▸ **Dataset rows**
• • •

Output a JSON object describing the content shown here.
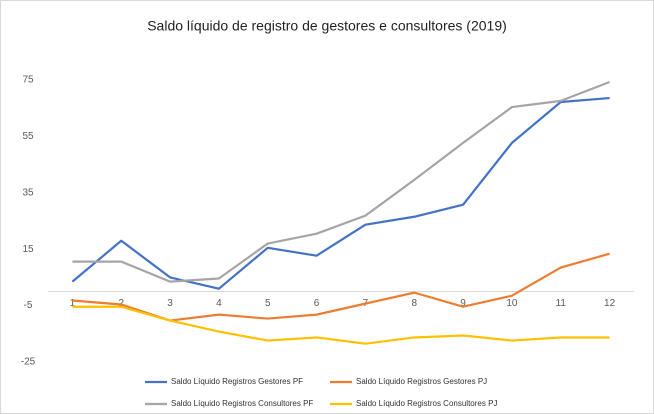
{
  "chart_data": {
    "type": "line",
    "title": "Saldo líquido de registro de gestores e consultores (2019)",
    "categories": [
      "1",
      "2",
      "3",
      "4",
      "5",
      "6",
      "7",
      "8",
      "9",
      "10",
      "11",
      "12"
    ],
    "series": [
      {
        "name": "Saldo Líquido Registros Gestores PF",
        "color": "#4472c4",
        "values": [
          3.5,
          18,
          5,
          1,
          15.5,
          12.7,
          23.7,
          26.5,
          30.8,
          52.7,
          67.2,
          68.6
        ]
      },
      {
        "name": "Saldo Líquido Registros Gestores PJ",
        "color": "#ed7d31",
        "values": [
          -3.2,
          -4.6,
          -10.3,
          -8.2,
          -9.6,
          -8.2,
          -4.3,
          -0.4,
          -5.4,
          -1.5,
          8.5,
          13.4
        ]
      },
      {
        "name": "Saldo Líquido Registros Consultores PF",
        "color": "#a5a5a5",
        "values": [
          10.6,
          10.6,
          3.5,
          4.6,
          17,
          20.5,
          26.9,
          39.6,
          52.7,
          65.4,
          67.6,
          74.3
        ]
      },
      {
        "name": "Saldo Líquido Registros Consultores PJ",
        "color": "#ffc000",
        "values": [
          -5.4,
          -5.4,
          -10.3,
          -14.2,
          -17.4,
          -16.3,
          -18.5,
          -16.3,
          -15.6,
          -17.4,
          -16.3,
          -16.3
        ]
      }
    ],
    "ylim": [
      -25,
      75
    ],
    "yticks": [
      -25,
      -5,
      15,
      35,
      55,
      75
    ],
    "grid": false,
    "legend": "bottom"
  }
}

• • •

Which lines above hold the word "color"? Copy each of them.

        "color": "#4472c4",
        "color": "#ed7d31",
        "color": "#a5a5a5",
        "color": "#ffc000",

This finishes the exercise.